## DATA SUPPLIED
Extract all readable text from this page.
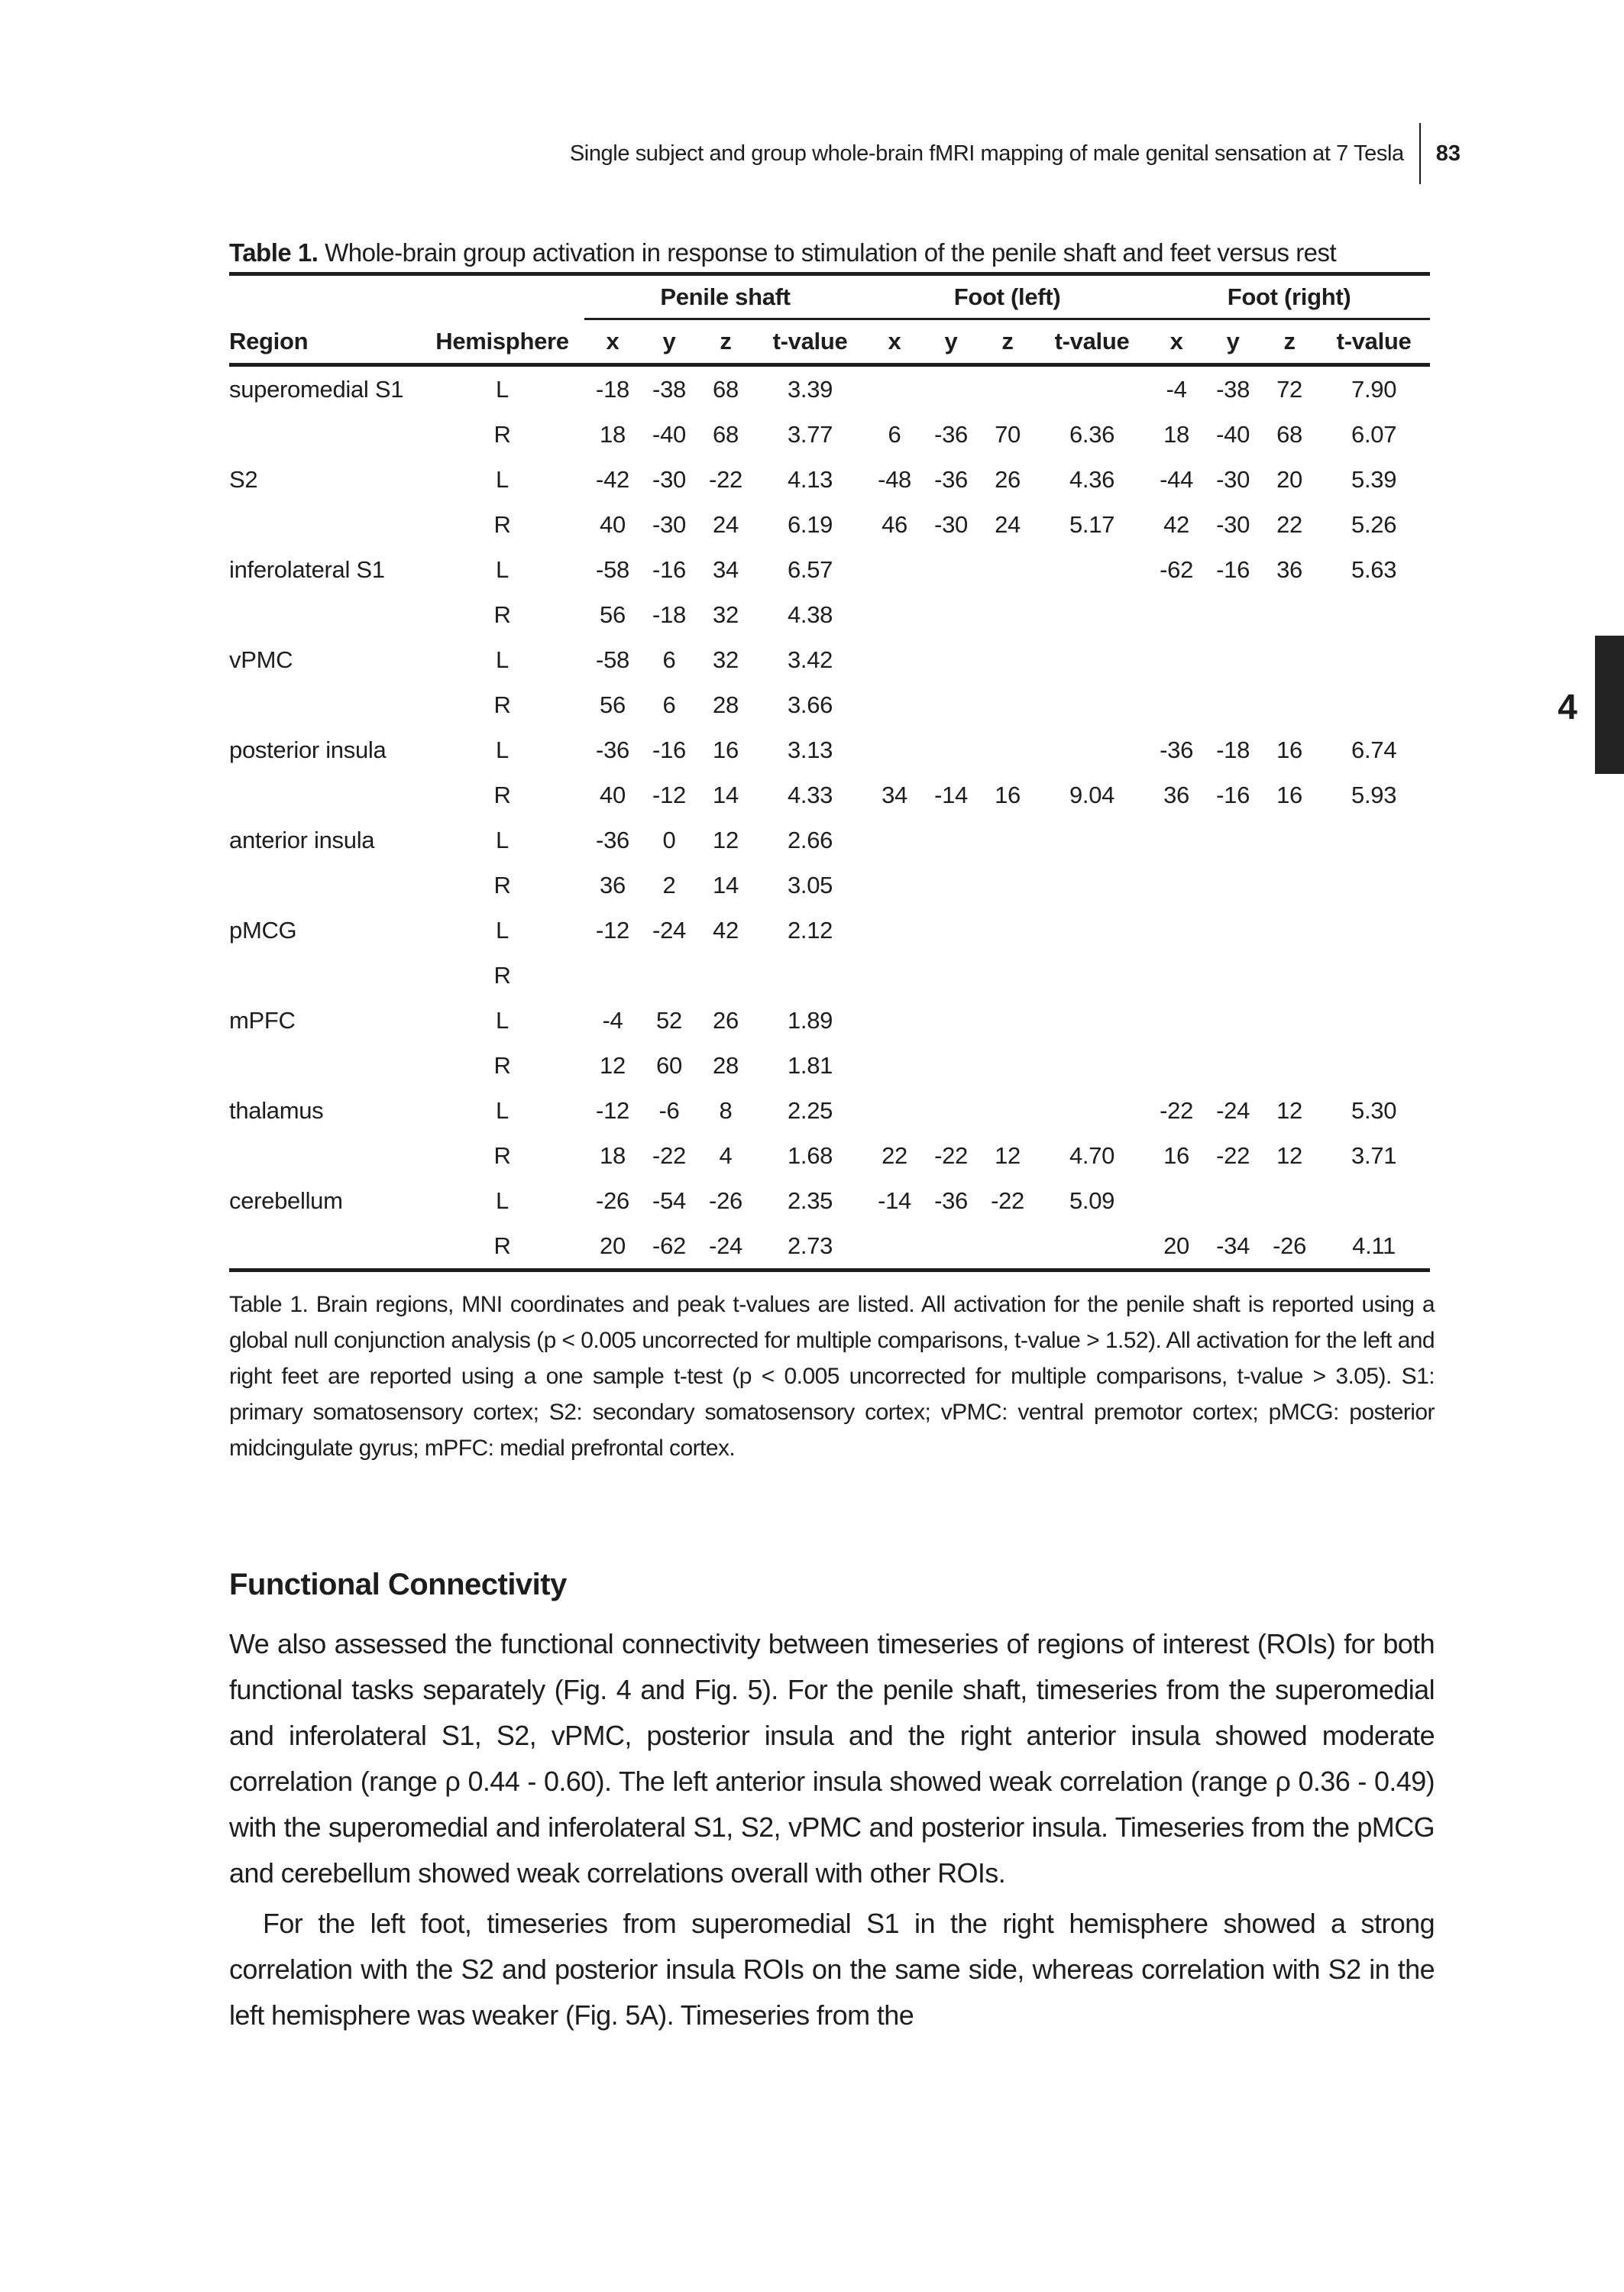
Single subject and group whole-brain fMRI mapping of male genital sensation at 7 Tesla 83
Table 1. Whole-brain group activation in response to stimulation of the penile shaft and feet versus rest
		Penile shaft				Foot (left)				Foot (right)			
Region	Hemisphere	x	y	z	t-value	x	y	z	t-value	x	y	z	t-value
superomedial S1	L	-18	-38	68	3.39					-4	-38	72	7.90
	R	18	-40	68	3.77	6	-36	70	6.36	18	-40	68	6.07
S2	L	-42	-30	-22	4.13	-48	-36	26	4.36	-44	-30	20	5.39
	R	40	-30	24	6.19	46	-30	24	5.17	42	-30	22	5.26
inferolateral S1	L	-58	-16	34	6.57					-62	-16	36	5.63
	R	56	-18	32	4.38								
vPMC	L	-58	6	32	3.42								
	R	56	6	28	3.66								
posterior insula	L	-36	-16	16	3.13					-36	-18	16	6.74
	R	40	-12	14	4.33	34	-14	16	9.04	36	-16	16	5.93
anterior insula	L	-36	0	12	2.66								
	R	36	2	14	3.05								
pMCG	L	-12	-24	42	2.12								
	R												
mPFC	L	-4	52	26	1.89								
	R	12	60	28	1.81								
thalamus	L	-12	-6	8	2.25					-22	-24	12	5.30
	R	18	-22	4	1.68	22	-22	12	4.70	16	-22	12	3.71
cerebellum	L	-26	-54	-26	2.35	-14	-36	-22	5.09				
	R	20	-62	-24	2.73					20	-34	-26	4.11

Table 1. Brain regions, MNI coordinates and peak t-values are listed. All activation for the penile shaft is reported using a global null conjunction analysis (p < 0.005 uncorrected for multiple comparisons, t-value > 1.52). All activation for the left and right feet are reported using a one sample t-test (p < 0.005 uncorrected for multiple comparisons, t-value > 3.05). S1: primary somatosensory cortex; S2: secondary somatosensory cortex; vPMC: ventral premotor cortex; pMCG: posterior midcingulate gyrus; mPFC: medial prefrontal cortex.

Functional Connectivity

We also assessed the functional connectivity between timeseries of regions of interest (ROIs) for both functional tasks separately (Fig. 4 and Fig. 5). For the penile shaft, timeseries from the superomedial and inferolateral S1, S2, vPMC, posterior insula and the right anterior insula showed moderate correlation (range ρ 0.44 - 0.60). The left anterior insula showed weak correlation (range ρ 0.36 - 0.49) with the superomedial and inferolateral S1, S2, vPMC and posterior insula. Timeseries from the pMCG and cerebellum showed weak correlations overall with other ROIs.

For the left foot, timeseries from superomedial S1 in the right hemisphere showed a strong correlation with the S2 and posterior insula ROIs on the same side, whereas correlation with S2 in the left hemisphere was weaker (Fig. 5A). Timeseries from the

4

--

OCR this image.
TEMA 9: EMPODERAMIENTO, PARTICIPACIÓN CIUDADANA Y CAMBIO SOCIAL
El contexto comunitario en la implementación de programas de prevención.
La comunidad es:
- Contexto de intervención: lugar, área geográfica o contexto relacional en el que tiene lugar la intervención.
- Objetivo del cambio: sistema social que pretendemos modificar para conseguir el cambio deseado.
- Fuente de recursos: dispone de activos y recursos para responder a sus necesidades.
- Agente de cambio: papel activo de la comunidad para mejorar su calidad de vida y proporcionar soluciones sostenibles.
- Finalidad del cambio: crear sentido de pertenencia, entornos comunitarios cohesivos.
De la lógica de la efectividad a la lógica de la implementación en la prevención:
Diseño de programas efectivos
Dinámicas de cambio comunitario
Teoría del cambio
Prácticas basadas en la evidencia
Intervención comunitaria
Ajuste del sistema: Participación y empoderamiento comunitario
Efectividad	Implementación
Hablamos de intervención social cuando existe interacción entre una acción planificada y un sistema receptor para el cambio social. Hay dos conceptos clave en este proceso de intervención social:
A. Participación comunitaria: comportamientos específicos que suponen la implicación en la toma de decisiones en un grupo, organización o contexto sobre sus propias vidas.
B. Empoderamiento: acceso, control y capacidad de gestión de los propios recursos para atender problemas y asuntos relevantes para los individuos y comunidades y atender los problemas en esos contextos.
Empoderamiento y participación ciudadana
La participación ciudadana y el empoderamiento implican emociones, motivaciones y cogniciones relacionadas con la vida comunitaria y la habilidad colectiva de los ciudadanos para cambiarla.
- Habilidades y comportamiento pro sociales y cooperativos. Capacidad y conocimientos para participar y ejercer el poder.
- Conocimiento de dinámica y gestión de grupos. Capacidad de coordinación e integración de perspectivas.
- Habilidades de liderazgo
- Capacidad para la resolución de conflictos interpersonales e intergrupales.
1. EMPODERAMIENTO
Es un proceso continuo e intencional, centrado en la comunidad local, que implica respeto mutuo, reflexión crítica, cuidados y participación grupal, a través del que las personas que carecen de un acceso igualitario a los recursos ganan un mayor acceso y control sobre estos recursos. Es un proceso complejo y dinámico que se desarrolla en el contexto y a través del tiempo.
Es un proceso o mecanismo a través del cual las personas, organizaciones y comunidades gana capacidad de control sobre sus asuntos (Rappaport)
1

* * *

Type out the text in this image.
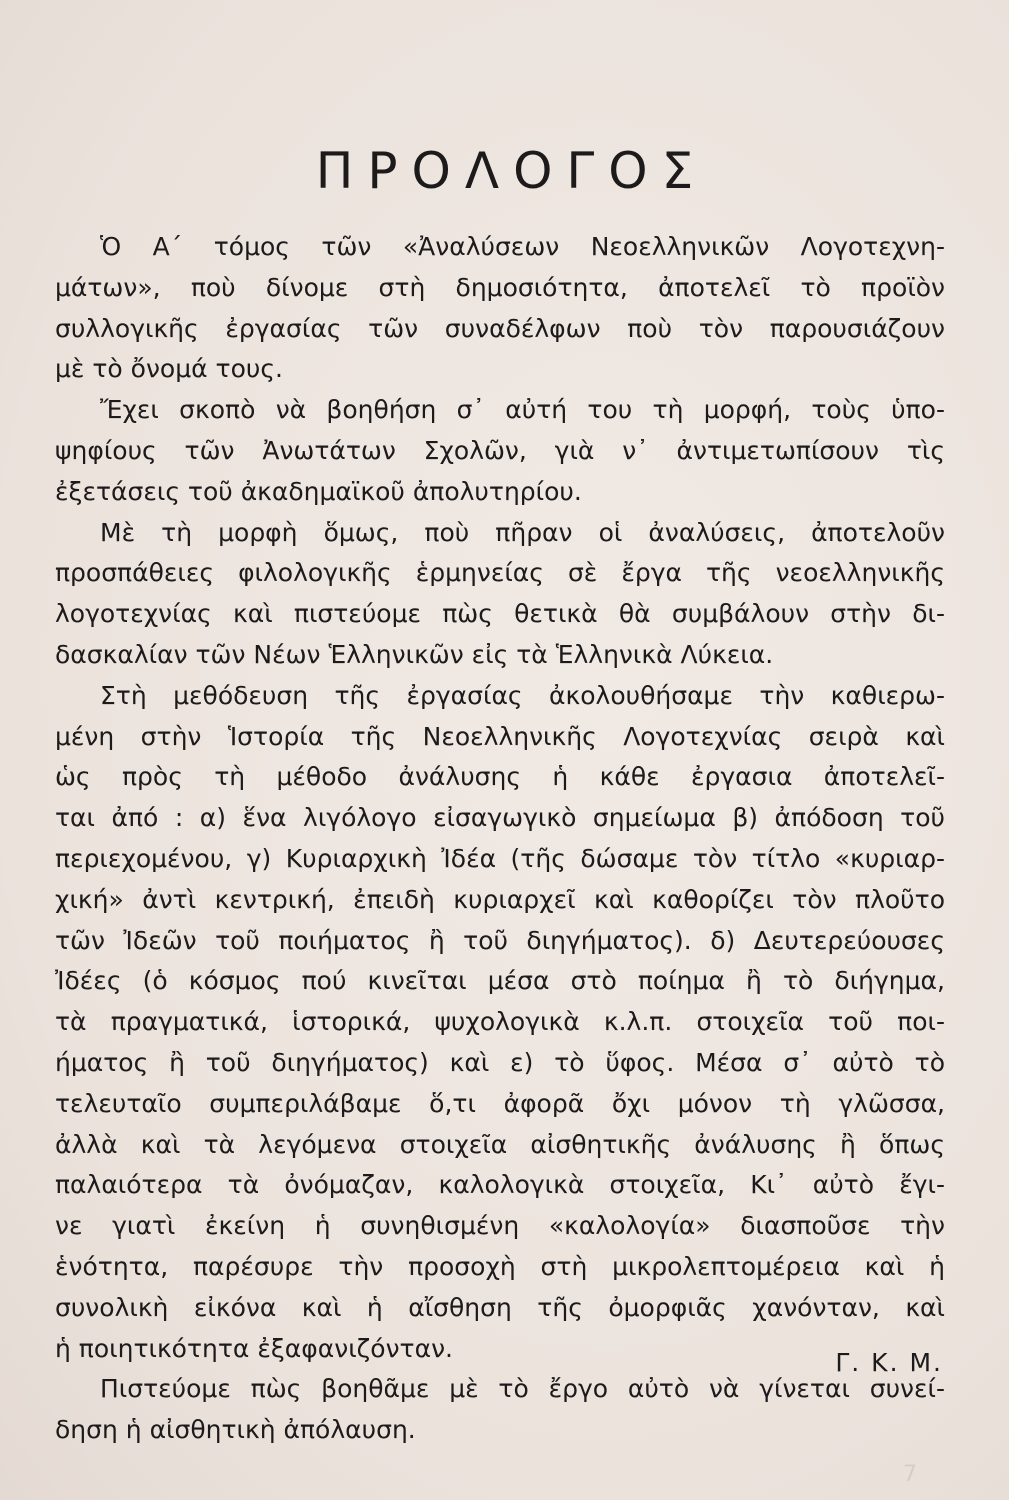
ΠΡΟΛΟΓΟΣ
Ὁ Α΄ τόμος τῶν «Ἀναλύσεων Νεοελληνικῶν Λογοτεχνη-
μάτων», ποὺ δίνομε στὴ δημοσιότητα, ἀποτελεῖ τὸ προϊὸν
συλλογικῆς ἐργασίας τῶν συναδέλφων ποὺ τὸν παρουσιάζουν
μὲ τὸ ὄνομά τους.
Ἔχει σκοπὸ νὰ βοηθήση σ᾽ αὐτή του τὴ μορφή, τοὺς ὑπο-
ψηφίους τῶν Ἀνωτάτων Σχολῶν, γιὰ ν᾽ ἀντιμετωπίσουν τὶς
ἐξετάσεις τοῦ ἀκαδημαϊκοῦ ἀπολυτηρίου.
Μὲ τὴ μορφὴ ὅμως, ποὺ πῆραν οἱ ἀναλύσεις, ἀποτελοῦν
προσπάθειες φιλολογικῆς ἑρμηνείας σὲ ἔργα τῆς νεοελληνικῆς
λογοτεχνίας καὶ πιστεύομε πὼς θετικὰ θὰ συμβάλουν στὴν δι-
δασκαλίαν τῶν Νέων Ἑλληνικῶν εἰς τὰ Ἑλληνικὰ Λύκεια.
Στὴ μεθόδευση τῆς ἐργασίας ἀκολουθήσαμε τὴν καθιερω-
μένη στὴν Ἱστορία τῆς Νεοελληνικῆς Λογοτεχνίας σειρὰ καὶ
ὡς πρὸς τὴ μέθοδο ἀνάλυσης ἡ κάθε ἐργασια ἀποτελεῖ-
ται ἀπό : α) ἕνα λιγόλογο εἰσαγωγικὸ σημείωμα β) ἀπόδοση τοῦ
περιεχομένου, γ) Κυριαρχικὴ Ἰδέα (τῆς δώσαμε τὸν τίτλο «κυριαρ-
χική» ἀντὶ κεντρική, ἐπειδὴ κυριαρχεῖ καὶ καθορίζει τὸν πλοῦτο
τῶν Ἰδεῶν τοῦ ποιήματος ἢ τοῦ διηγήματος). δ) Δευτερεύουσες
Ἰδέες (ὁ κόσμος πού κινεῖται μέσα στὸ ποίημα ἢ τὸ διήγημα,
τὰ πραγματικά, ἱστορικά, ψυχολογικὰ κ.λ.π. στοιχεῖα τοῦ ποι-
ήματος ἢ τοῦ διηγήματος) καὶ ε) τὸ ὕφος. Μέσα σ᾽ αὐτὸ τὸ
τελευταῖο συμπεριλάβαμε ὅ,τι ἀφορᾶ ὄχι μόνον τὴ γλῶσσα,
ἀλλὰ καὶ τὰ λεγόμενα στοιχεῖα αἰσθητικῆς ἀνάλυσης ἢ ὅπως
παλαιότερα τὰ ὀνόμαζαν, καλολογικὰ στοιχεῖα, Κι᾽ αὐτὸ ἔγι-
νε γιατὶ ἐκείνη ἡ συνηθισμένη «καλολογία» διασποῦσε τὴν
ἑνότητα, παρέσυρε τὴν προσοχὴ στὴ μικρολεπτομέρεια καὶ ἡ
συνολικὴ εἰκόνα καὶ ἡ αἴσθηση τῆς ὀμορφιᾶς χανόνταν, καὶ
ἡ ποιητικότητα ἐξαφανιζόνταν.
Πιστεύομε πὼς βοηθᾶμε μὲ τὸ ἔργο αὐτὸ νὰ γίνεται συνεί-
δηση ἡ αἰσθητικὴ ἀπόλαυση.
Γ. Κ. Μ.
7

## TO DO
Extract all lines that hold the word "gestión".

## THE RESPONSE
B. Empoderamiento: acceso, control y capacidad de gestión de los propios recursos para atender problemas y asuntos relevantes para los individuos y comunidades y atender los problemas en esos contextos.
- Conocimiento de dinámica y gestión de grupos. Capacidad de coordinación e integración de perspectivas.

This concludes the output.